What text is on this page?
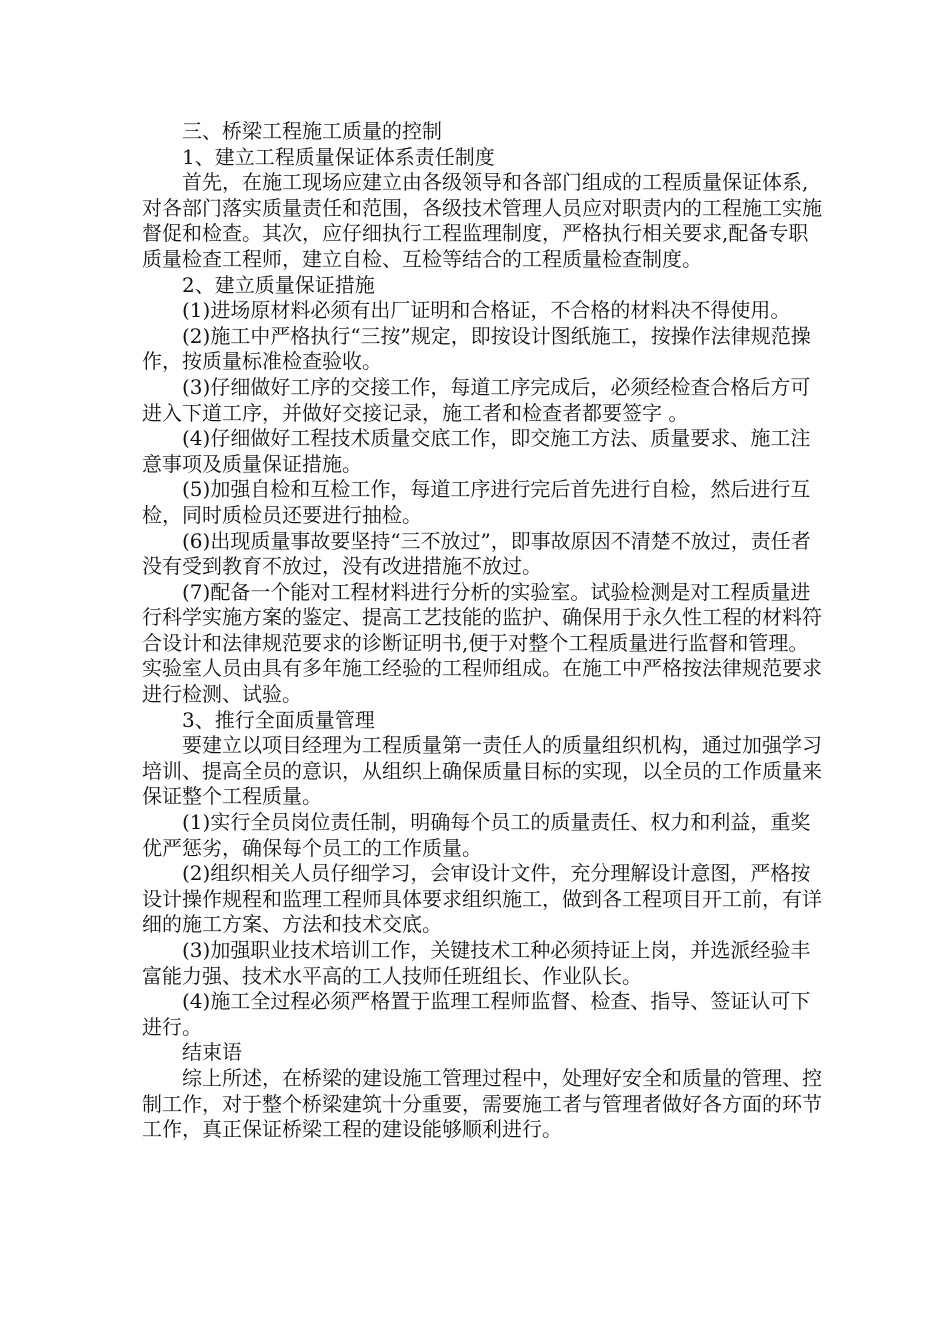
三、桥梁工程施工质量的控制

1、建立工程质量保证体系责任制度

首先，在施工现场应建立由各级领导和各部门组成的工程质量保证体系,对各部门落实质量责任和范围，各级技术管理人员应对职责内的工程施工实施督促和检查。其次，应仔细执行工程监理制度，严格执行相关要求,配备专职质量检查工程师，建立自检、互检等结合的工程质量检查制度。

2、建立质量保证措施

(1)进场原材料必须有出厂证明和合格证，不合格的材料决不得使用。

(2)施工中严格执行“三按”规定，即按设计图纸施工，按操作法律规范操作，按质量标准检查验收。

(3)仔细做好工序的交接工作，每道工序完成后，必须经检查合格后方可进入下道工序，并做好交接记录，施工者和检查者都要签字 。

(4)仔细做好工程技术质量交底工作，即交施工方法、质量要求、施工注意事项及质量保证措施。

(5)加强自检和互检工作，每道工序进行完后首先进行自检，然后进行互检，同时质检员还要进行抽检。

(6)出现质量事故要坚持“三不放过”，即事故原因不清楚不放过，责任者没有受到教育不放过，没有改进措施不放过。

(7)配备一个能对工程材料进行分析的实验室。试验检测是对工程质量进行科学实施方案的鉴定、提高工艺技能的监护、确保用于永久性工程的材料符合设计和法律规范要求的诊断证明书,便于对整个工程质量进行监督和管理。实验室人员由具有多年施工经验的工程师组成。在施工中严格按法律规范要求进行检测、试验。

3、推行全面质量管理

要建立以项目经理为工程质量第一责任人的质量组织机构，通过加强学习培训、提高全员的意识，从组织上确保质量目标的实现，以全员的工作质量来保证整个工程质量。

(1)实行全员岗位责任制，明确每个员工的质量责任、权力和利益，重奖优严惩劣，确保每个员工的工作质量。

(2)组织相关人员仔细学习，会审设计文件，充分理解设计意图，严格按设计操作规程和监理工程师具体要求组织施工，做到各工程项目开工前，有详细的施工方案、方法和技术交底。

(3)加强职业技术培训工作，关键技术工种必须持证上岗，并选派经验丰富能力强、技术水平高的工人技师任班组长、作业队长。

(4)施工全过程必须严格置于监理工程师监督、检查、指导、签证认可下进行。

结束语

综上所述，在桥梁的建设施工管理过程中，处理好安全和质量的管理、控制工作，对于整个桥梁建筑十分重要，需要施工者与管理者做好各方面的环节工作，真正保证桥梁工程的建设能够顺利进行。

#### Written problem
Reproduce all entries without any change, and omit the pictures.

#### Solution
What text is on this page?
三、桥梁工程施工质量的控制

1、建立工程质量保证体系责任制度

首先，在施工现场应建立由各级领导和各部门组成的工程质量保证体系,对各部门落实质量责任和范围，各级技术管理人员应对职责内的工程施工实施督促和检查。其次，应仔细执行工程监理制度，严格执行相关要求,配备专职质量检查工程师，建立自检、互检等结合的工程质量检查制度。

2、建立质量保证措施

(1)进场原材料必须有出厂证明和合格证，不合格的材料决不得使用。

(2)施工中严格执行“三按”规定，即按设计图纸施工，按操作法律规范操作，按质量标准检查验收。

(3)仔细做好工序的交接工作，每道工序完成后，必须经检查合格后方可进入下道工序，并做好交接记录，施工者和检查者都要签字 。

(4)仔细做好工程技术质量交底工作，即交施工方法、质量要求、施工注意事项及质量保证措施。

(5)加强自检和互检工作，每道工序进行完后首先进行自检，然后进行互检，同时质检员还要进行抽检。

(6)出现质量事故要坚持“三不放过”，即事故原因不清楚不放过，责任者没有受到教育不放过，没有改进措施不放过。

(7)配备一个能对工程材料进行分析的实验室。试验检测是对工程质量进行科学实施方案的鉴定、提高工艺技能的监护、确保用于永久性工程的材料符合设计和法律规范要求的诊断证明书,便于对整个工程质量进行监督和管理。实验室人员由具有多年施工经验的工程师组成。在施工中严格按法律规范要求进行检测、试验。

3、推行全面质量管理

要建立以项目经理为工程质量第一责任人的质量组织机构，通过加强学习培训、提高全员的意识，从组织上确保质量目标的实现，以全员的工作质量来保证整个工程质量。

(1)实行全员岗位责任制，明确每个员工的质量责任、权力和利益，重奖优严惩劣，确保每个员工的工作质量。

(2)组织相关人员仔细学习，会审设计文件，充分理解设计意图，严格按设计操作规程和监理工程师具体要求组织施工，做到各工程项目开工前，有详细的施工方案、方法和技术交底。

(3)加强职业技术培训工作，关键技术工种必须持证上岗，并选派经验丰富能力强、技术水平高的工人技师任班组长、作业队长。

(4)施工全过程必须严格置于监理工程师监督、检查、指导、签证认可下进行。

结束语

综上所述，在桥梁的建设施工管理过程中，处理好安全和质量的管理、控制工作，对于整个桥梁建筑十分重要，需要施工者与管理者做好各方面的环节工作，真正保证桥梁工程的建设能够顺利进行。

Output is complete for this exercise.